• Exercise brief: Reproduce each of the entries below verbatim, line for line.
---------- Supplied entries ----------
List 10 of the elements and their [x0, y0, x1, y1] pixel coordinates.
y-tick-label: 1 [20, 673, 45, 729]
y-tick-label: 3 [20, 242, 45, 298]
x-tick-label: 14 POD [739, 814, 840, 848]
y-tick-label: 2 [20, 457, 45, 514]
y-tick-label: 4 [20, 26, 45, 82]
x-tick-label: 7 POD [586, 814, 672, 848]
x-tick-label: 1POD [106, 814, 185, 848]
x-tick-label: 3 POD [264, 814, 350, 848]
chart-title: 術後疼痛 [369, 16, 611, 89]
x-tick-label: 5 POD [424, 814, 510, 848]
----------
• Task answer:
List 10 of the elements and their [x0, y0, x1, y1] pixel coordinates.
y-tick-label: 1 [20, 673, 45, 729]
y-tick-label: 3 [20, 242, 45, 298]
x-tick-label: 14 POD [739, 814, 840, 848]
y-tick-label: 2 [20, 457, 45, 514]
y-tick-label: 4 [20, 26, 45, 82]
x-tick-label: 7 POD [586, 814, 672, 848]
x-tick-label: 1POD [106, 814, 185, 848]
x-tick-label: 3 POD [264, 814, 350, 848]
chart-title: 術後疼痛 [369, 16, 611, 89]
x-tick-label: 5 POD [424, 814, 510, 848]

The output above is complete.